Output the full listing below exactly, without the pictures.

RECORDS SHOWN:
::::

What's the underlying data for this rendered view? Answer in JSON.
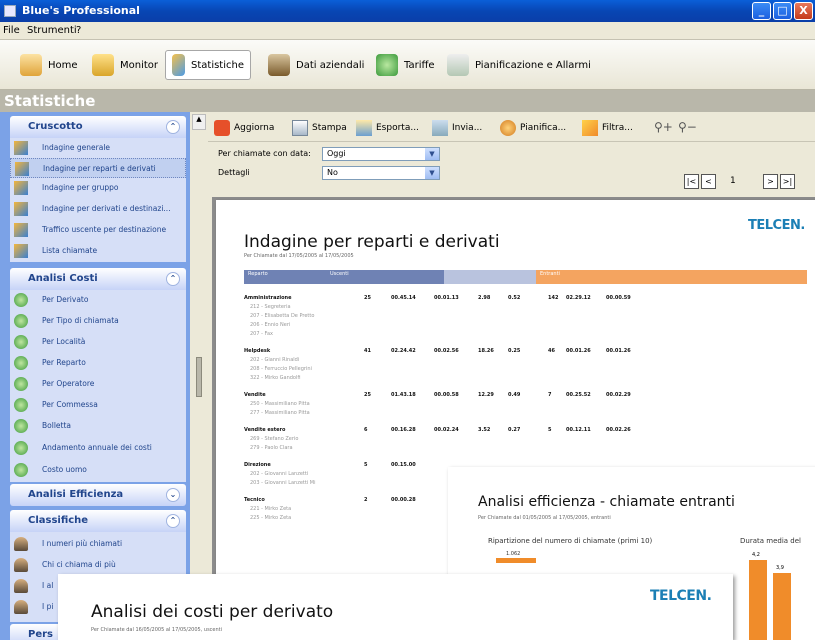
{
  "window": {
    "title": "Blue's Professional",
    "controls": [
      "_",
      "□",
      "X"
    ]
  },
  "menu": [
    "File",
    "Strumenti",
    "?"
  ],
  "toolbar": [
    {
      "label": "Home",
      "icon": "home-icon"
    },
    {
      "label": "Monitor",
      "icon": "monitor-icon"
    },
    {
      "label": "Statistiche",
      "icon": "statistics-icon",
      "active": true
    },
    {
      "label": "Dati aziendali",
      "icon": "company-data-icon"
    },
    {
      "label": "Tariffe",
      "icon": "tariff-icon"
    },
    {
      "label": "Pianificazione e Allarmi",
      "icon": "schedule-icon"
    }
  ],
  "section_title": "Statistiche",
  "sidebar": {
    "cruscotto": {
      "title": "Cruscotto",
      "items": [
        "Indagine generale",
        "Indagine per reparti e derivati",
        "Indagine per gruppo",
        "Indagine per derivati e destinazi...",
        "Traffico uscente per destinazione",
        "Lista chiamate"
      ]
    },
    "analisi_costi": {
      "title": "Analisi Costi",
      "items": [
        "Per Derivato",
        "Per Tipo di chiamata",
        "Per Località",
        "Per Reparto",
        "Per Operatore",
        "Per Commessa",
        "Bolletta",
        "Andamento annuale dei costi",
        "Costo uomo"
      ]
    },
    "analisi_efficienza": {
      "title": "Analisi Efficienza"
    },
    "classifiche": {
      "title": "Classifiche",
      "items": [
        "I numeri più chiamati",
        "Chi ci chiama di più",
        "I al",
        "I pi"
      ]
    },
    "pers": {
      "title": "Pers"
    }
  },
  "actions": [
    "Aggiorna",
    "Stampa",
    "Esporta...",
    "Invia...",
    "Pianifica...",
    "Filtra..."
  ],
  "filters": {
    "chiamate_label": "Per chiamate con data:",
    "chiamate_value": "Oggi",
    "dettagli_label": "Dettagli",
    "dettagli_value": "No"
  },
  "pager": {
    "page": "1"
  },
  "report1": {
    "title": "Indagine per reparti e derivati",
    "subtitle": "Per Chiamate dal 17/05/2005 al 17/05/2005",
    "logo": "TELCEN.",
    "header_uscenti": "Uscenti",
    "header_entranti": "Entranti",
    "header_reparto": "Reparto",
    "groups": [
      {
        "name": "Amministrazione",
        "n": "25",
        "durata": "00.45.14",
        "media": "00.01.13",
        "costo": "2.98",
        "costo_medio": "0.52",
        "in_n": "142",
        "in_durata": "02.29.12",
        "in_media": "00.00.59",
        "rows": [
          "212 - Segreteria",
          "207 - Elisabetta De Pretto",
          "206 - Ennio Neri",
          "207 - Fax"
        ]
      },
      {
        "name": "Helpdesk",
        "n": "41",
        "durata": "02.24.42",
        "media": "00.02.56",
        "costo": "18.26",
        "costo_medio": "0.25",
        "in_n": "46",
        "in_durata": "00.01.26",
        "in_media": "00.01.26",
        "rows": [
          "202 - Gianni Rinaldi",
          "208 - Ferruccio Pellegrini",
          "322 - Mirko Gandolfi"
        ]
      },
      {
        "name": "Vendite",
        "n": "25",
        "durata": "01.43.18",
        "media": "00.00.58",
        "costo": "12.29",
        "costo_medio": "0.49",
        "in_n": "7",
        "in_durata": "00.25.52",
        "in_media": "00.02.29",
        "rows": [
          "250 - Massimiliano Pitta",
          "277 - Massimiliano Pitta"
        ]
      },
      {
        "name": "Vendite estero",
        "n": "6",
        "durata": "00.16.28",
        "media": "00.02.24",
        "costo": "3.52",
        "costo_medio": "0.27",
        "in_n": "5",
        "in_durata": "00.12.11",
        "in_media": "00.02.26",
        "rows": [
          "269 - Stefano Zerio",
          "279 - Paolo Clara"
        ]
      },
      {
        "name": "Direzione",
        "n": "5",
        "durata": "00.15.00",
        "rows": [
          "202 - Giovanni Lanzetti",
          "203 - Giovanni Lanzetti Mi"
        ]
      },
      {
        "name": "Tecnico",
        "n": "2",
        "durata": "00.00.28",
        "rows": [
          "221 - Mirko Zeta",
          "225 - Mirko Zeta"
        ]
      }
    ]
  },
  "report2": {
    "title": "Analisi efficienza - chiamate entranti",
    "subtitle": "Per Chiamate dal 01/05/2005 al 17/05/2005, entranti",
    "chart_left_label": "Ripartizione del numero di chiamate (primi 10)",
    "chart_left_first": "1.062",
    "chart_right_label": "Durata media del",
    "bar_labels": [
      "4,2",
      "3,9"
    ]
  },
  "report3": {
    "title": "Analisi dei costi per derivato",
    "subtitle": "Per Chiamate dal 16/05/2005 al 17/05/2005, uscenti",
    "logo": "TELCEN."
  },
  "colors": {
    "titlebar": "#0a4fc8",
    "sidebar": "#7ba2e7",
    "accent": "#f08c2a",
    "logo": "#1b7fb5"
  }
}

::::

SOLUTION:
What's the underlying data for this rendered view? Answer in JSON.
{
  "window": {
    "title": "Blue's Professional",
    "controls": [
      "_",
      "□",
      "X"
    ]
  },
  "menu": [
    "File",
    "Strumenti",
    "?"
  ],
  "toolbar": [
    {
      "label": "Home",
      "icon": "home-icon"
    },
    {
      "label": "Monitor",
      "icon": "monitor-icon"
    },
    {
      "label": "Statistiche",
      "icon": "statistics-icon",
      "active": true
    },
    {
      "label": "Dati aziendali",
      "icon": "company-data-icon"
    },
    {
      "label": "Tariffe",
      "icon": "tariff-icon"
    },
    {
      "label": "Pianificazione e Allarmi",
      "icon": "schedule-icon"
    }
  ],
  "section_title": "Statistiche",
  "sidebar": {
    "cruscotto": {
      "title": "Cruscotto",
      "items": [
        "Indagine generale",
        "Indagine per reparti e derivati",
        "Indagine per gruppo",
        "Indagine per derivati e destinazi...",
        "Traffico uscente per destinazione",
        "Lista chiamate"
      ]
    },
    "analisi_costi": {
      "title": "Analisi Costi",
      "items": [
        "Per Derivato",
        "Per Tipo di chiamata",
        "Per Località",
        "Per Reparto",
        "Per Operatore",
        "Per Commessa",
        "Bolletta",
        "Andamento annuale dei costi",
        "Costo uomo"
      ]
    },
    "analisi_efficienza": {
      "title": "Analisi Efficienza"
    },
    "classifiche": {
      "title": "Classifiche",
      "items": [
        "I numeri più chiamati",
        "Chi ci chiama di più",
        "I al",
        "I pi"
      ]
    },
    "pers": {
      "title": "Pers"
    }
  },
  "actions": [
    "Aggiorna",
    "Stampa",
    "Esporta...",
    "Invia...",
    "Pianifica...",
    "Filtra..."
  ],
  "filters": {
    "chiamate_label": "Per chiamate con data:",
    "chiamate_value": "Oggi",
    "dettagli_label": "Dettagli",
    "dettagli_value": "No"
  },
  "pager": {
    "page": "1"
  },
  "report1": {
    "title": "Indagine per reparti e derivati",
    "subtitle": "Per Chiamate dal 17/05/2005 al 17/05/2005",
    "logo": "TELCEN.",
    "header_uscenti": "Uscenti",
    "header_entranti": "Entranti",
    "header_reparto": "Reparto",
    "groups": [
      {
        "name": "Amministrazione",
        "n": "25",
        "durata": "00.45.14",
        "media": "00.01.13",
        "costo": "2.98",
        "costo_medio": "0.52",
        "in_n": "142",
        "in_durata": "02.29.12",
        "in_media": "00.00.59",
        "rows": [
          "212 - Segreteria",
          "207 - Elisabetta De Pretto",
          "206 - Ennio Neri",
          "207 - Fax"
        ]
      },
      {
        "name": "Helpdesk",
        "n": "41",
        "durata": "02.24.42",
        "media": "00.02.56",
        "costo": "18.26",
        "costo_medio": "0.25",
        "in_n": "46",
        "in_durata": "00.01.26",
        "in_media": "00.01.26",
        "rows": [
          "202 - Gianni Rinaldi",
          "208 - Ferruccio Pellegrini",
          "322 - Mirko Gandolfi"
        ]
      },
      {
        "name": "Vendite",
        "n": "25",
        "durata": "01.43.18",
        "media": "00.00.58",
        "costo": "12.29",
        "costo_medio": "0.49",
        "in_n": "7",
        "in_durata": "00.25.52",
        "in_media": "00.02.29",
        "rows": [
          "250 - Massimiliano Pitta",
          "277 - Massimiliano Pitta"
        ]
      },
      {
        "name": "Vendite estero",
        "n": "6",
        "durata": "00.16.28",
        "media": "00.02.24",
        "costo": "3.52",
        "costo_medio": "0.27",
        "in_n": "5",
        "in_durata": "00.12.11",
        "in_media": "00.02.26",
        "rows": [
          "269 - Stefano Zerio",
          "279 - Paolo Clara"
        ]
      },
      {
        "name": "Direzione",
        "n": "5",
        "durata": "00.15.00",
        "rows": [
          "202 - Giovanni Lanzetti",
          "203 - Giovanni Lanzetti Mi"
        ]
      },
      {
        "name": "Tecnico",
        "n": "2",
        "durata": "00.00.28",
        "rows": [
          "221 - Mirko Zeta",
          "225 - Mirko Zeta"
        ]
      }
    ]
  },
  "report2": {
    "title": "Analisi efficienza - chiamate entranti",
    "subtitle": "Per Chiamate dal 01/05/2005 al 17/05/2005, entranti",
    "chart_left_label": "Ripartizione del numero di chiamate (primi 10)",
    "chart_left_first": "1.062",
    "chart_right_label": "Durata media del",
    "bar_labels": [
      "4,2",
      "3,9"
    ]
  },
  "report3": {
    "title": "Analisi dei costi per derivato",
    "subtitle": "Per Chiamate dal 16/05/2005 al 17/05/2005, uscenti",
    "logo": "TELCEN."
  },
  "colors": {
    "titlebar": "#0a4fc8",
    "sidebar": "#7ba2e7",
    "accent": "#f08c2a",
    "logo": "#1b7fb5"
  }
}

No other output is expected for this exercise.